■ GIVEN REQUEST
Write out the whole of the material exactly.

----------

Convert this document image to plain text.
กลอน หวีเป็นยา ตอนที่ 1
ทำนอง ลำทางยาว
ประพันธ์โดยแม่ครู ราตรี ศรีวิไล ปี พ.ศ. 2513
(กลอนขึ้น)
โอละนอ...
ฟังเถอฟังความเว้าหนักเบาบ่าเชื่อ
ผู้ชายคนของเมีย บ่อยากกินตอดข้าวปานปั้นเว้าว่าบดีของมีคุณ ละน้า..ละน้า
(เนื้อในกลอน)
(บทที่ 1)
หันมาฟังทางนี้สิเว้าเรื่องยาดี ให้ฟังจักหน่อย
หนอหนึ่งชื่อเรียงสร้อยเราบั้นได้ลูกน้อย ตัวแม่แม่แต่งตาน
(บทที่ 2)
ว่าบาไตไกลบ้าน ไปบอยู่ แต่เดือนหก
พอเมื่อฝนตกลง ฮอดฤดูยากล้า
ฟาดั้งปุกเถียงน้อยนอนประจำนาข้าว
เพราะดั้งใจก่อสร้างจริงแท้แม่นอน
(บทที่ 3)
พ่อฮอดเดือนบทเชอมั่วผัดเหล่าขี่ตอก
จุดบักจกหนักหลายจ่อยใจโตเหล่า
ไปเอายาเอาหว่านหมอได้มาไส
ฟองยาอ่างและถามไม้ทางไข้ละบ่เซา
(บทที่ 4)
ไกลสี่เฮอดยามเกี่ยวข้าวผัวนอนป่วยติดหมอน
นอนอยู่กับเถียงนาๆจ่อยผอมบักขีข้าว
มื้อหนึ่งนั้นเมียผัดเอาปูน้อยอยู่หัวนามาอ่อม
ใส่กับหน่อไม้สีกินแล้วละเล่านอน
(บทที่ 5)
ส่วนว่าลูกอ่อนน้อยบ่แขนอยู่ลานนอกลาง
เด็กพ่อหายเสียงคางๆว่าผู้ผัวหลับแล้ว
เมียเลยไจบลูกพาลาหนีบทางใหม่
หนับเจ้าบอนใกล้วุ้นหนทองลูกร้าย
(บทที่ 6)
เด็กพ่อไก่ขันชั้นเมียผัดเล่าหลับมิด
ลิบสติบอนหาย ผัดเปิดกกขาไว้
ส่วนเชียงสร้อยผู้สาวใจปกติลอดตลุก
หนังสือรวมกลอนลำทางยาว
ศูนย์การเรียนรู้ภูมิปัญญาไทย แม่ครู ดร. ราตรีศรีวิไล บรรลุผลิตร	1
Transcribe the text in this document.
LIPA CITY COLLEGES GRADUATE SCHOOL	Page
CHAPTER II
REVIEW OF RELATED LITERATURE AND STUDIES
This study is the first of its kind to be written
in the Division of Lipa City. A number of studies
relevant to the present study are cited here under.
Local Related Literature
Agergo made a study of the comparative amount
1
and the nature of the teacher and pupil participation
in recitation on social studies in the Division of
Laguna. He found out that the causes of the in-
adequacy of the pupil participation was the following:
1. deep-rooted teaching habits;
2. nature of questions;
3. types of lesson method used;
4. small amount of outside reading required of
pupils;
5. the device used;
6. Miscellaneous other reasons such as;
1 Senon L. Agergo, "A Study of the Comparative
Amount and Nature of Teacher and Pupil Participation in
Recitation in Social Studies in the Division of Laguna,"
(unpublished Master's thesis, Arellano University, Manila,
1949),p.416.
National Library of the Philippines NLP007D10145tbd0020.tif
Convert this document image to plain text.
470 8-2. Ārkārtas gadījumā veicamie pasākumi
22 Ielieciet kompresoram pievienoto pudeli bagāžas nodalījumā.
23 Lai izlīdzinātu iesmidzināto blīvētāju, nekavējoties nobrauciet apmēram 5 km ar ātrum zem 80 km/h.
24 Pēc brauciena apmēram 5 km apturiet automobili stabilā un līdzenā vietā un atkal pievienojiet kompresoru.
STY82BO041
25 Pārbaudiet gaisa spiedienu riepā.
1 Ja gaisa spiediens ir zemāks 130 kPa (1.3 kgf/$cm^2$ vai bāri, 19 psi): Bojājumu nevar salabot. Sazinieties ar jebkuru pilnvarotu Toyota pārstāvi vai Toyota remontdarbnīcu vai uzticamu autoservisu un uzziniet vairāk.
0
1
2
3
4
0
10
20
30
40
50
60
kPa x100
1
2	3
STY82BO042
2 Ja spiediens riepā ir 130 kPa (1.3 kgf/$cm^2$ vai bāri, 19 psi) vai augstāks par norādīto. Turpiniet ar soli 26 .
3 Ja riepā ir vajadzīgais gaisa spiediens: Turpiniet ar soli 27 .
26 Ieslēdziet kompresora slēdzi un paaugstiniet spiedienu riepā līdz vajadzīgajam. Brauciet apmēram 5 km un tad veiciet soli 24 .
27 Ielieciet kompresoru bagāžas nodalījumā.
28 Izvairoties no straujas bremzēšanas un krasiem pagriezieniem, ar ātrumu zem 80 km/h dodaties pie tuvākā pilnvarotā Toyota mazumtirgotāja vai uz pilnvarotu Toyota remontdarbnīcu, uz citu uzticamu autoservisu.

----------

■ REPLY
Convert this document image to plain text.
กลอน หวีเป็นยา ตอนที่ 1
ทำนอง ลำทางยาว
ประพันธ์โดยแม่ครู ราตรี ศรีวิไล ปี พ.ศ. 2513
(กลอนขึ้น)
โอละนอ...
ฟังเถอฟังความเว้าหนักเบาบ่าเชื่อ
ผู้ชายคนของเมีย บ่อยากกินตอดข้าวปานปั้นเว้าว่าบดีของมีคุณ ละน้า..ละน้า
(เนื้อในกลอน)
(บทที่ 1)
หันมาฟังทางนี้สิเว้าเรื่องยาดี ให้ฟังจักหน่อย
หนอหนึ่งชื่อเรียงสร้อยเราบั้นได้ลูกน้อย ตัวแม่แม่แต่งตาน
(บทที่ 2)
ว่าบาไตไกลบ้าน ไปบอยู่ แต่เดือนหก
พอเมื่อฝนตกลง ฮอดฤดูยากล้า
ฟาดั้งปุกเถียงน้อยนอนประจำนาข้าว
เพราะดั้งใจก่อสร้างจริงแท้แม่นอน
(บทที่ 3)
พ่อฮอดเดือนบทเชอมั่วผัดเหล่าขี่ตอก
จุดบักจกหนักหลายจ่อยใจโตเหล่า
ไปเอายาเอาหว่านหมอได้มาไส
ฟองยาอ่างและถามไม้ทางไข้ละบ่เซา
(บทที่ 4)
ไกลสี่เฮอดยามเกี่ยวข้าวผัวนอนป่วยติดหมอน
นอนอยู่กับเถียงนาๆจ่อยผอมบักขีข้าว
มื้อหนึ่งนั้นเมียผัดเอาปูน้อยอยู่หัวนามาอ่อม
ใส่กับหน่อไม้สีกินแล้วละเล่านอน
(บทที่ 5)
ส่วนว่าลูกอ่อนน้อยบ่แขนอยู่ลานนอกลาง
เด็กพ่อหายเสียงคางๆว่าผู้ผัวหลับแล้ว
เมียเลยไจบลูกพาลาหนีบทางใหม่
หนับเจ้าบอนใกล้วุ้นหนทองลูกร้าย
(บทที่ 6)
เด็กพ่อไก่ขันชั้นเมียผัดเล่าหลับมิด
ลิบสติบอนหาย ผัดเปิดกกขาไว้
ส่วนเชียงสร้อยผู้สาวใจปกติลอดตลุก
หนังสือรวมกลอนลำทางยาว
ศูนย์การเรียนรู้ภูมิปัญญาไทย แม่ครู ดร. ราตรีศรีวิไล บรรลุผลิตร	1
Transcribe the text in this document.
LIPA CITY COLLEGES GRADUATE SCHOOL	Page
CHAPTER II
REVIEW OF RELATED LITERATURE AND STUDIES
This study is the first of its kind to be written
in the Division of Lipa City. A number of studies
relevant to the present study are cited here under.
Local Related Literature
Agergo made a study of the comparative amount
1
and the nature of the teacher and pupil participation
in recitation on social studies in the Division of
Laguna. He found out that the causes of the in-
adequacy of the pupil participation was the following:
1. deep-rooted teaching habits;
2. nature of questions;
3. types of lesson method used;
4. small amount of outside reading required of
pupils;
5. the device used;
6. Miscellaneous other reasons such as;
1 Senon L. Agergo, "A Study of the Comparative
Amount and Nature of Teacher and Pupil Participation in
Recitation in Social Studies in the Division of Laguna,"
(unpublished Master's thesis, Arellano University, Manila,
1949),p.416.
National Library of the Philippines NLP007D10145tbd0020.tif
Convert this document image to plain text.
470 8-2. Ārkārtas gadījumā veicamie pasākumi
22 Ielieciet kompresoram pievienoto pudeli bagāžas nodalījumā.
23 Lai izlīdzinātu iesmidzināto blīvētāju, nekavējoties nobrauciet apmēram 5 km ar ātrum zem 80 km/h.
24 Pēc brauciena apmēram 5 km apturiet automobili stabilā un līdzenā vietā un atkal pievienojiet kompresoru.
STY82BO041
25 Pārbaudiet gaisa spiedienu riepā.
1 Ja gaisa spiediens ir zemāks 130 kPa (1.3 kgf/$cm^2$ vai bāri, 19 psi): Bojājumu nevar salabot. Sazinieties ar jebkuru pilnvarotu Toyota pārstāvi vai Toyota remontdarbnīcu vai uzticamu autoservisu un uzziniet vairāk.
0
1
2
3
4
0
10
20
30
40
50
60
kPa x100
1
2	3
STY82BO042
2 Ja spiediens riepā ir 130 kPa (1.3 kgf/$cm^2$ vai bāri, 19 psi) vai augstāks par norādīto. Turpiniet ar soli 26 .
3 Ja riepā ir vajadzīgais gaisa spiediens: Turpiniet ar soli 27 .
26 Ieslēdziet kompresora slēdzi un paaugstiniet spiedienu riepā līdz vajadzīgajam. Brauciet apmēram 5 km un tad veiciet soli 24 .
27 Ielieciet kompresoru bagāžas nodalījumā.
28 Izvairoties no straujas bremzēšanas un krasiem pagriezieniem, ar ātrumu zem 80 km/h dodaties pie tuvākā pilnvarotā Toyota mazumtirgotāja vai uz pilnvarotu Toyota remontdarbnīcu, uz citu uzticamu autoservisu.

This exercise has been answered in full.